*** Source data Section Begins ***

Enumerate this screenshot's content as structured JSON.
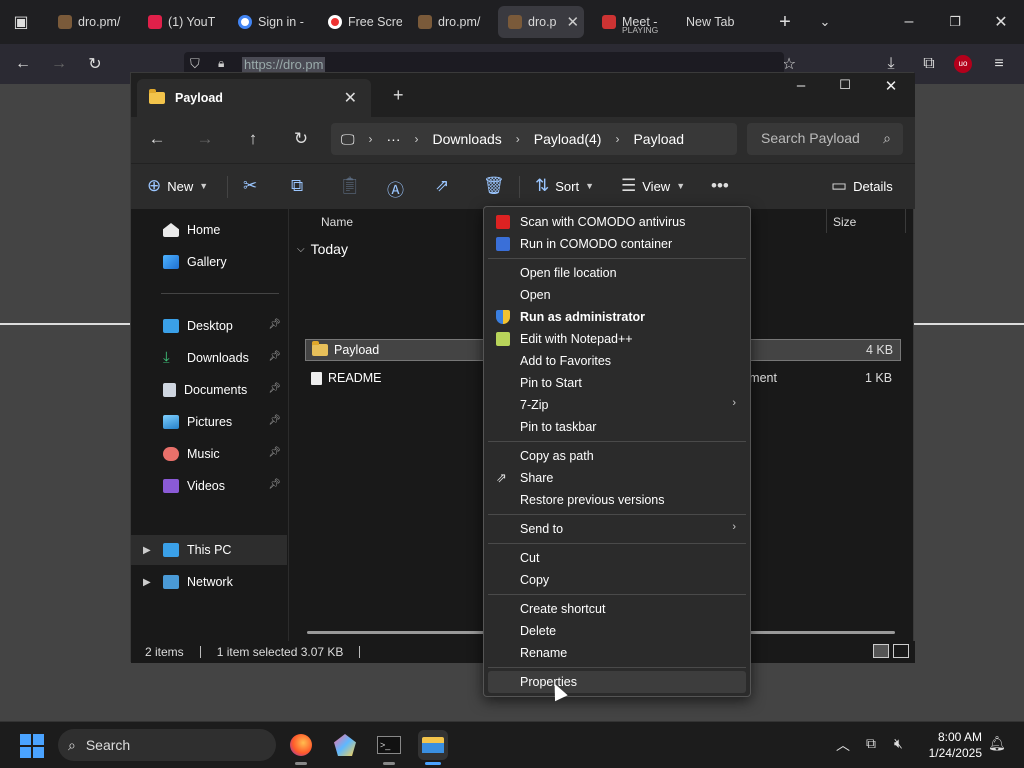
{
  "browser": {
    "tabs": [
      {
        "label": "dro.pm/",
        "icon": "dro-favicon"
      },
      {
        "label": "(1) YouT",
        "icon": "youtube-favicon"
      },
      {
        "label": "Sign in -",
        "icon": "google-favicon"
      },
      {
        "label": "Free Scre",
        "icon": "record-favicon"
      },
      {
        "label": "dro.pm/",
        "icon": "dro-favicon"
      },
      {
        "label": "dro.p",
        "icon": "dro-favicon"
      },
      {
        "label": "Meet - ",
        "sub": "PLAYING",
        "icon": "meet-favicon"
      },
      {
        "label": "New Tab",
        "icon": "none"
      }
    ],
    "url": "https://dro.pm"
  },
  "explorer": {
    "tab_title": "Payload",
    "breadcrumbs": [
      "Downloads",
      "Payload(4)",
      "Payload"
    ],
    "search_placeholder": "Search Payload",
    "toolbar": {
      "new": "New",
      "sort": "Sort",
      "view": "View",
      "details": "Details"
    },
    "nav": {
      "home": "Home",
      "gallery": "Gallery",
      "desktop": "Desktop",
      "downloads": "Downloads",
      "documents": "Documents",
      "pictures": "Pictures",
      "music": "Music",
      "videos": "Videos",
      "this_pc": "This PC",
      "network": "Network"
    },
    "columns": {
      "name": "Name",
      "size": "Size"
    },
    "group": "Today",
    "files": [
      {
        "name": "Payload",
        "type": "t",
        "size": "4 KB"
      },
      {
        "name": "README",
        "type": "ocument",
        "size": "1 KB"
      }
    ],
    "status": {
      "count": "2 items",
      "selected": "1 item selected  3.07 KB"
    }
  },
  "context_menu": {
    "items": [
      "Scan with COMODO antivirus",
      "Run in COMODO container",
      "Open file location",
      "Open",
      "Run as administrator",
      "Edit with Notepad++",
      "Add to Favorites",
      "Pin to Start",
      "7-Zip",
      "Pin to taskbar",
      "Copy as path",
      "Share",
      "Restore previous versions",
      "Send to",
      "Cut",
      "Copy",
      "Create shortcut",
      "Delete",
      "Rename",
      "Properties"
    ]
  },
  "taskbar": {
    "search": "Search",
    "time": "8:00 AM",
    "date": "1/24/2025"
  },
  "colors": {
    "accent": "#4aa3ff",
    "folder": "#f3c44b",
    "menu_bg": "#2b2b2b"
  }
}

*** Source data Section Ends ***

» **Problem details**
What lines of the preceding data include the string "with"? Pull them out.

» **Exercise output**
      "Scan with COMODO antivirus",
      "Edit with Notepad++",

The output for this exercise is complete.